- **Exercise brief**: From the entries below, copy every line holding the word "into".

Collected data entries
-------

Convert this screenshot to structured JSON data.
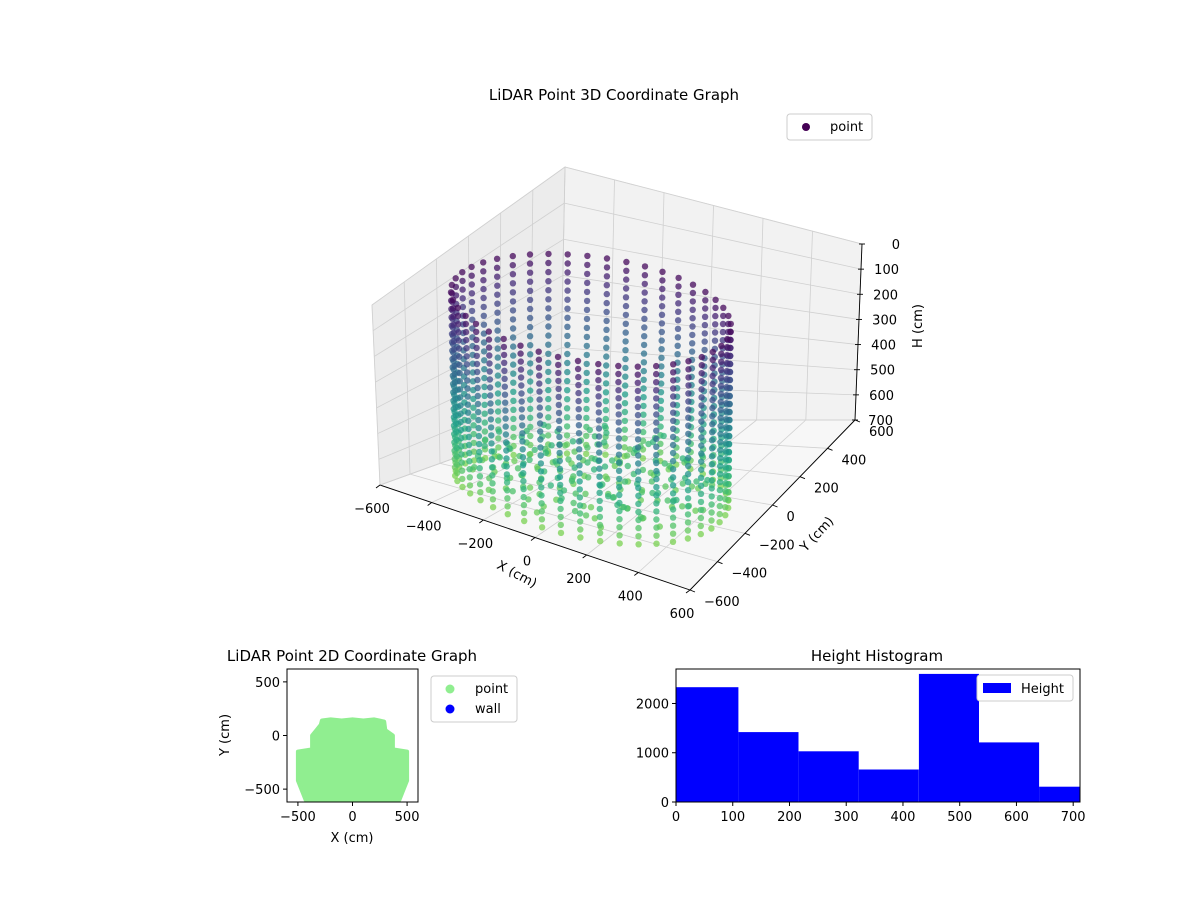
{
  "chart_data": [
    {
      "type": "scatter3d",
      "title": "LiDAR Point 3D Coordinate Graph",
      "xlabel": "X (cm)",
      "ylabel": "Y (cm)",
      "zlabel": "H (cm)",
      "xlim": [
        -600,
        600
      ],
      "ylim": [
        -600,
        600
      ],
      "zlim": [
        0,
        700
      ],
      "z_inverted": true,
      "x_ticks": [
        -600,
        -400,
        -200,
        0,
        200,
        400,
        600
      ],
      "y_ticks": [
        -600,
        -400,
        -200,
        0,
        200,
        400,
        600
      ],
      "z_ticks": [
        0,
        100,
        200,
        300,
        400,
        500,
        600,
        700
      ],
      "legend": {
        "placement": "top-right",
        "entries": [
          {
            "name": "point",
            "color": "#440154"
          }
        ]
      },
      "colormap": "viridis",
      "point_shape": {
        "x_range": [
          -500,
          500
        ],
        "y_range": [
          -550,
          150
        ],
        "h_range": [
          0,
          700
        ]
      },
      "grid": true
    },
    {
      "type": "scatter",
      "title": "LiDAR Point 2D Coordinate Graph",
      "xlabel": "X (cm)",
      "ylabel": "Y (cm)",
      "xlim": [
        -600,
        600
      ],
      "ylim": [
        -620,
        620
      ],
      "x_ticks": [
        -500,
        0,
        500
      ],
      "y_ticks": [
        -500,
        0,
        500
      ],
      "legend": {
        "placement": "outside-right",
        "entries": [
          {
            "name": "point",
            "color": "#90ee90"
          },
          {
            "name": "wall",
            "color": "#0000ff"
          }
        ]
      },
      "footprint": {
        "name": "point",
        "color": "#90ee90",
        "outline": [
          [
            -430,
            -600
          ],
          [
            -500,
            -420
          ],
          [
            -500,
            -150
          ],
          [
            -370,
            -130
          ],
          [
            -370,
            0
          ],
          [
            -330,
            50
          ],
          [
            -290,
            100
          ],
          [
            -280,
            140
          ],
          [
            -200,
            150
          ],
          [
            -100,
            140
          ],
          [
            0,
            150
          ],
          [
            100,
            140
          ],
          [
            200,
            150
          ],
          [
            290,
            130
          ],
          [
            300,
            50
          ],
          [
            370,
            0
          ],
          [
            370,
            -130
          ],
          [
            500,
            -150
          ],
          [
            500,
            -420
          ],
          [
            430,
            -600
          ]
        ]
      }
    },
    {
      "type": "bar",
      "title": "Height Histogram",
      "xlim": [
        0,
        712
      ],
      "ylim": [
        0,
        2700
      ],
      "x_ticks": [
        0,
        100,
        200,
        300,
        400,
        500,
        600,
        700
      ],
      "y_ticks": [
        0,
        1000,
        2000
      ],
      "bin_edges": [
        0,
        110,
        216,
        322,
        428,
        534,
        640,
        712
      ],
      "values": [
        2330,
        1420,
        1030,
        660,
        2600,
        1210,
        310
      ],
      "legend": {
        "placement": "top-right",
        "entries": [
          {
            "name": "Height",
            "color": "#0000ff"
          }
        ]
      }
    }
  ]
}
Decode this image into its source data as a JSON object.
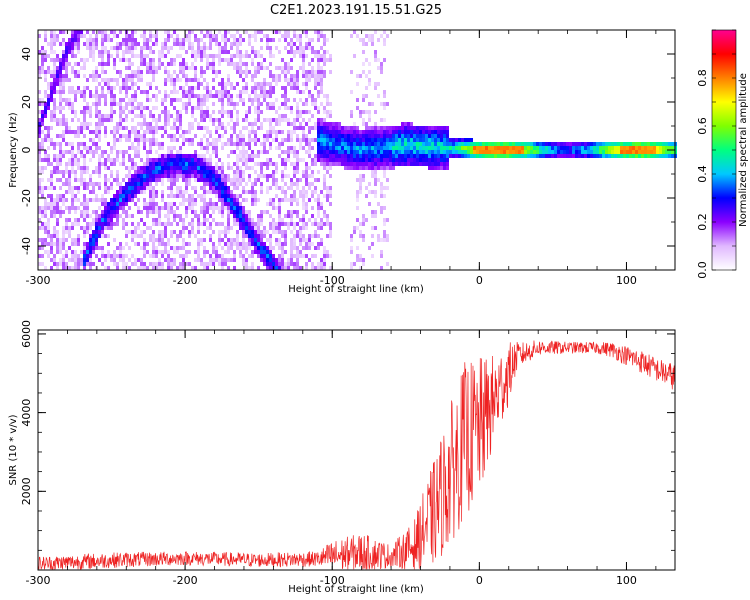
{
  "figure_title": "C2E1.2023.191.15.51.G25",
  "chart_data": [
    {
      "type": "heatmap",
      "title": "",
      "xlabel": "Height of straight line (km)",
      "ylabel": "Frequency (Hz)",
      "xlim": [
        -300,
        133
      ],
      "ylim": [
        -50,
        50
      ],
      "xticks": [
        -300,
        -200,
        -100,
        0,
        100
      ],
      "yticks": [
        -40,
        -20,
        0,
        20,
        40
      ],
      "colorbar": {
        "label": "Normalized spectral amplitude",
        "range": [
          0.0,
          1.0
        ],
        "ticks": [
          0.0,
          0.2,
          0.4,
          0.6,
          0.8
        ],
        "colormap": [
          "#ffffff",
          "#e0b8ff",
          "#8b00ff",
          "#0000ff",
          "#00c8ff",
          "#00ff80",
          "#80ff00",
          "#ffff00",
          "#ff8000",
          "#ff0000",
          "#ff0090"
        ]
      },
      "features": [
        {
          "name": "arc",
          "x": [
            -270,
            -255,
            -240,
            -225,
            -210,
            -195,
            -180,
            -165,
            -150,
            -135
          ],
          "y": [
            -48,
            -28,
            -18,
            -10,
            -6,
            -6,
            -12,
            -25,
            -40,
            -52
          ]
        },
        {
          "name": "rising_line",
          "x": [
            -300,
            -290,
            -280,
            -270
          ],
          "y": [
            8,
            25,
            42,
            52
          ]
        },
        {
          "name": "main_echo",
          "x": [
            -110,
            -80,
            -50,
            -20,
            0,
            30,
            60,
            90,
            110,
            133
          ],
          "y": [
            4,
            0,
            2,
            1,
            0,
            0,
            0,
            0,
            0,
            0
          ]
        }
      ],
      "peak_amplitude_region_km": [
        -10,
        115
      ]
    },
    {
      "type": "line",
      "title": "",
      "xlabel": "Height of straight line (km)",
      "ylabel": "SNR (10 * v/v)",
      "xlim": [
        -300,
        133
      ],
      "ylim": [
        0,
        6100
      ],
      "xticks": [
        -300,
        -200,
        -100,
        0,
        100
      ],
      "yticks": [
        2000,
        4000,
        6000
      ],
      "color": "#ee2222",
      "x": [
        -300,
        -250,
        -200,
        -150,
        -110,
        -100,
        -80,
        -60,
        -45,
        -30,
        -20,
        -10,
        0,
        10,
        20,
        25,
        30,
        40,
        60,
        80,
        90,
        100,
        110,
        120,
        133
      ],
      "y": [
        150,
        250,
        300,
        250,
        280,
        350,
        450,
        350,
        600,
        1500,
        2400,
        3300,
        3600,
        4300,
        5000,
        5400,
        5500,
        5650,
        5650,
        5650,
        5600,
        5450,
        5300,
        5100,
        4900
      ],
      "noise": [
        200,
        200,
        180,
        180,
        200,
        400,
        500,
        300,
        600,
        1400,
        1800,
        2000,
        1800,
        1200,
        800,
        400,
        300,
        200,
        150,
        150,
        200,
        250,
        300,
        300,
        350
      ]
    }
  ]
}
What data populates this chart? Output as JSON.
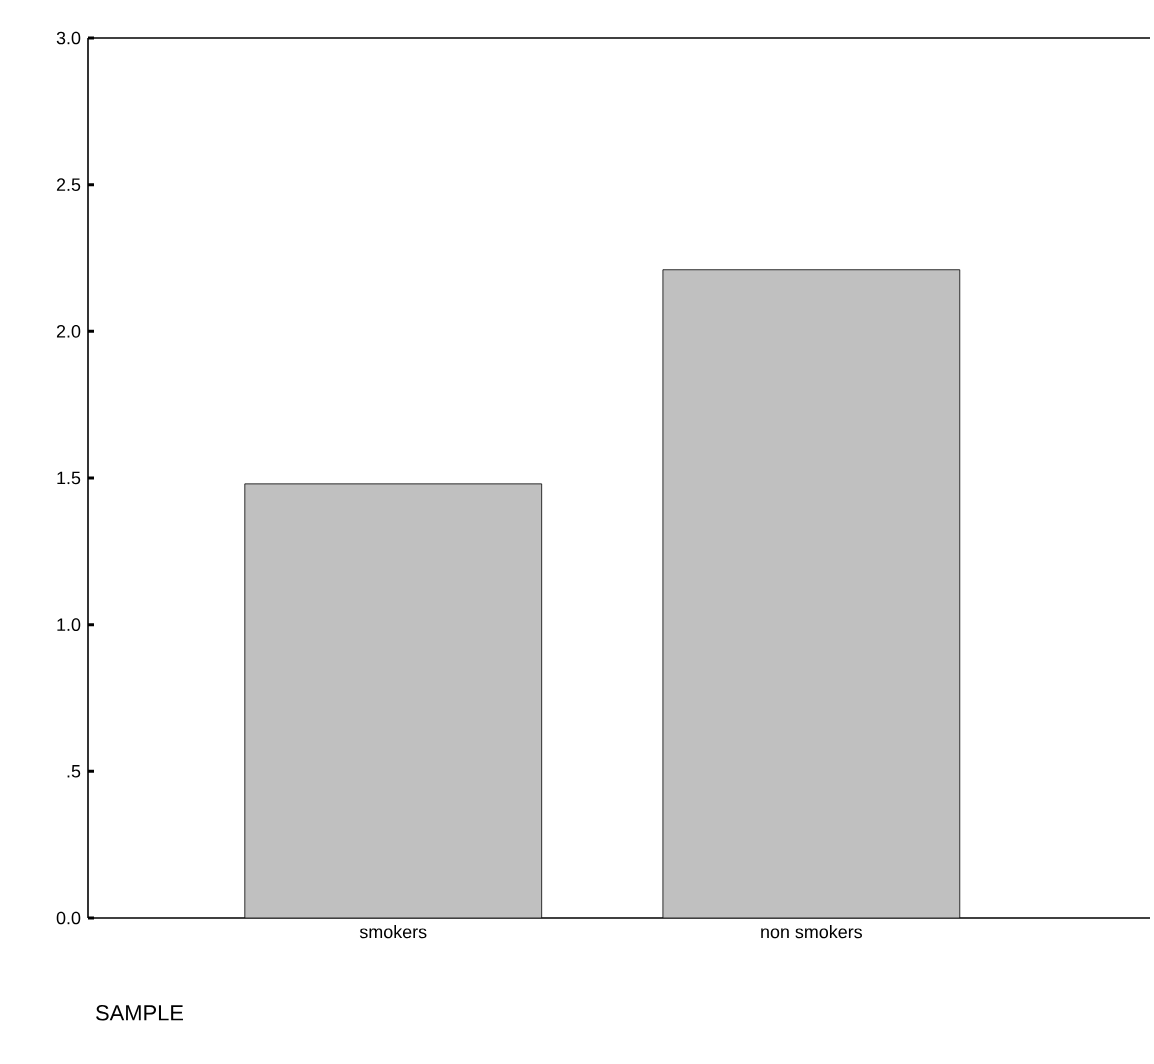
{
  "chart_data": {
    "type": "bar",
    "xlabel": "SAMPLE",
    "categories": [
      "smokers",
      "non smokers"
    ],
    "values": [
      1.48,
      2.21
    ],
    "color": "#c0c0c0",
    "ylim": [
      0,
      3
    ],
    "yticks": [
      {
        "value": 0,
        "label": "0.0"
      },
      {
        "value": 0.5,
        "label": ".5"
      },
      {
        "value": 1,
        "label": "1.0"
      },
      1.5,
      {
        "value": 2,
        "label": "2.0"
      },
      2.5,
      {
        "value": 3,
        "label": "3.0"
      }
    ],
    "tick_labels": "xy"
  }
}
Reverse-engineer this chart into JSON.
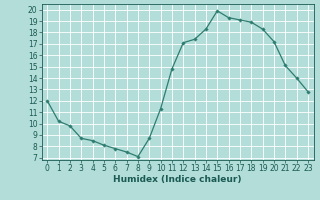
{
  "x": [
    0,
    1,
    2,
    3,
    4,
    5,
    6,
    7,
    8,
    9,
    10,
    11,
    12,
    13,
    14,
    15,
    16,
    17,
    18,
    19,
    20,
    21,
    22,
    23
  ],
  "y": [
    12,
    10.2,
    9.8,
    8.7,
    8.5,
    8.1,
    7.8,
    7.5,
    7.1,
    8.7,
    11.3,
    14.8,
    17.1,
    17.4,
    18.3,
    19.9,
    19.3,
    19.1,
    18.9,
    18.3,
    17.2,
    15.1,
    14.0,
    12.8
  ],
  "line_color": "#2e7d70",
  "marker": "D",
  "marker_size": 1.8,
  "bg_color": "#b2ddd8",
  "grid_color": "#ffffff",
  "xlabel": "Humidex (Indice chaleur)",
  "xlabel_fontsize": 6.5,
  "xlabel_color": "#1a5a52",
  "xlabel_weight": "bold",
  "ylabel_ticks": [
    7,
    8,
    9,
    10,
    11,
    12,
    13,
    14,
    15,
    16,
    17,
    18,
    19,
    20
  ],
  "xticks": [
    0,
    1,
    2,
    3,
    4,
    5,
    6,
    7,
    8,
    9,
    10,
    11,
    12,
    13,
    14,
    15,
    16,
    17,
    18,
    19,
    20,
    21,
    22,
    23
  ],
  "xlim": [
    -0.5,
    23.5
  ],
  "ylim": [
    6.8,
    20.5
  ],
  "tick_color": "#1a5a52",
  "tick_fontsize": 5.5,
  "line_width": 0.9
}
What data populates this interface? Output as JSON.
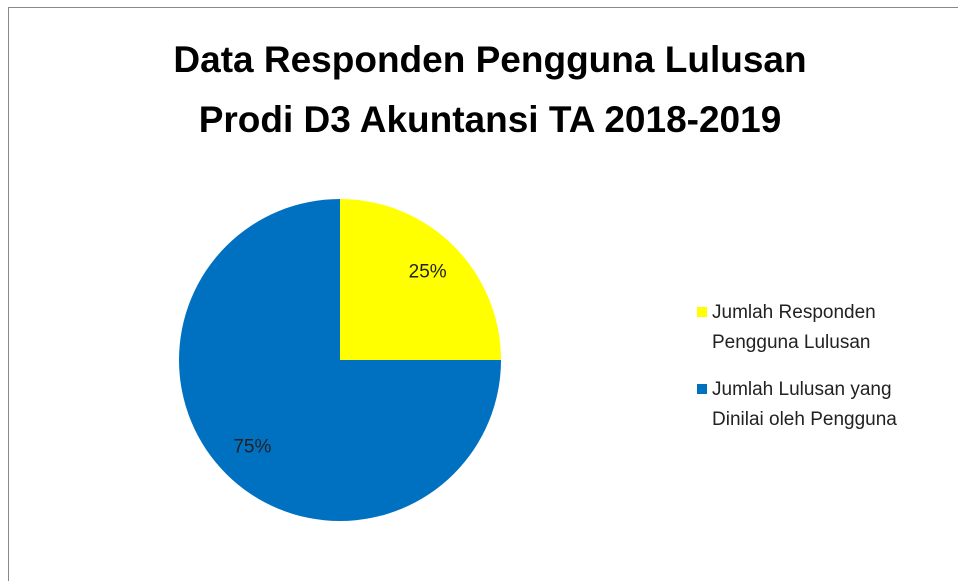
{
  "chart_data": {
    "type": "pie",
    "title": [
      "Data Responden Pengguna Lulusan",
      "Prodi D3 Akuntansi  TA 2018-2019"
    ],
    "categories": [
      "Jumlah Responden Pengguna Lulusan",
      "Jumlah Lulusan yang Dinilai oleh Pengguna"
    ],
    "values": [
      25,
      75
    ],
    "value_labels": [
      "25%",
      "75%"
    ],
    "colors": [
      "#ffff00",
      "#0070c0"
    ],
    "legend": "right"
  }
}
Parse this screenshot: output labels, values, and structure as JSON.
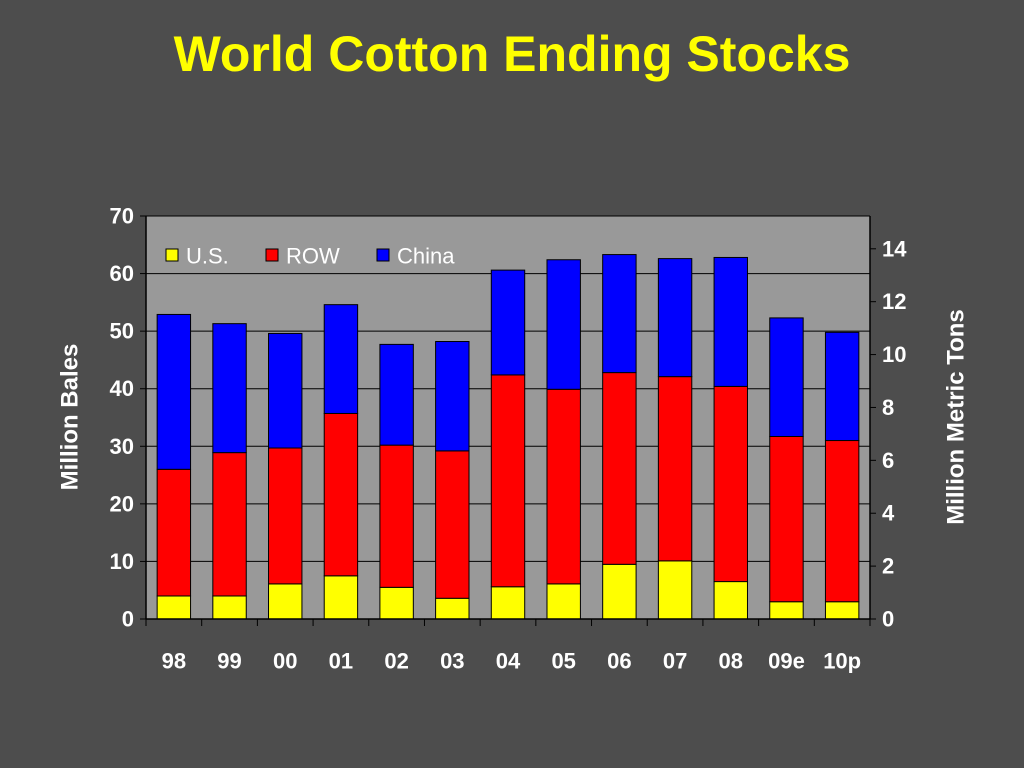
{
  "slide": {
    "title": "World Cotton Ending Stocks"
  },
  "colors": {
    "background": "#4d4d4d",
    "plot": "#999999",
    "title": "#ffff00",
    "us": "#ffff00",
    "row": "#ff0000",
    "china": "#0000ff"
  },
  "chart_data": {
    "type": "bar",
    "stacked": true,
    "categories": [
      "98",
      "99",
      "00",
      "01",
      "02",
      "03",
      "04",
      "05",
      "06",
      "07",
      "08",
      "09e",
      "10p"
    ],
    "series": [
      {
        "name": "U.S.",
        "color": "#ffff00",
        "values": [
          4.0,
          4.0,
          6.1,
          7.5,
          5.5,
          3.6,
          5.6,
          6.1,
          9.5,
          10.1,
          6.5,
          3.0,
          3.0
        ]
      },
      {
        "name": "ROW",
        "color": "#ff0000",
        "values": [
          22.0,
          24.9,
          23.6,
          28.2,
          24.7,
          25.6,
          36.8,
          33.8,
          33.3,
          32.0,
          33.9,
          28.7,
          28.0
        ]
      },
      {
        "name": "China",
        "color": "#0000ff",
        "values": [
          26.9,
          22.4,
          19.9,
          18.9,
          17.5,
          19.0,
          18.2,
          22.5,
          20.5,
          20.5,
          22.4,
          20.6,
          18.8
        ]
      }
    ],
    "ylabel": "Million Bales",
    "ylim": [
      0,
      70
    ],
    "yticks": [
      "0",
      "10",
      "20",
      "30",
      "40",
      "50",
      "60",
      "70"
    ],
    "y2label": "Million Metric Tons",
    "y2lim": [
      0,
      15.24
    ],
    "y2ticks": [
      "0",
      "2",
      "4",
      "6",
      "8",
      "10",
      "12",
      "14"
    ],
    "grid": true,
    "legend": "top-left"
  }
}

-------

- **Complete response**:
Decode this image into its source data as a JSON object.
Reverse-engineer this chart into JSON.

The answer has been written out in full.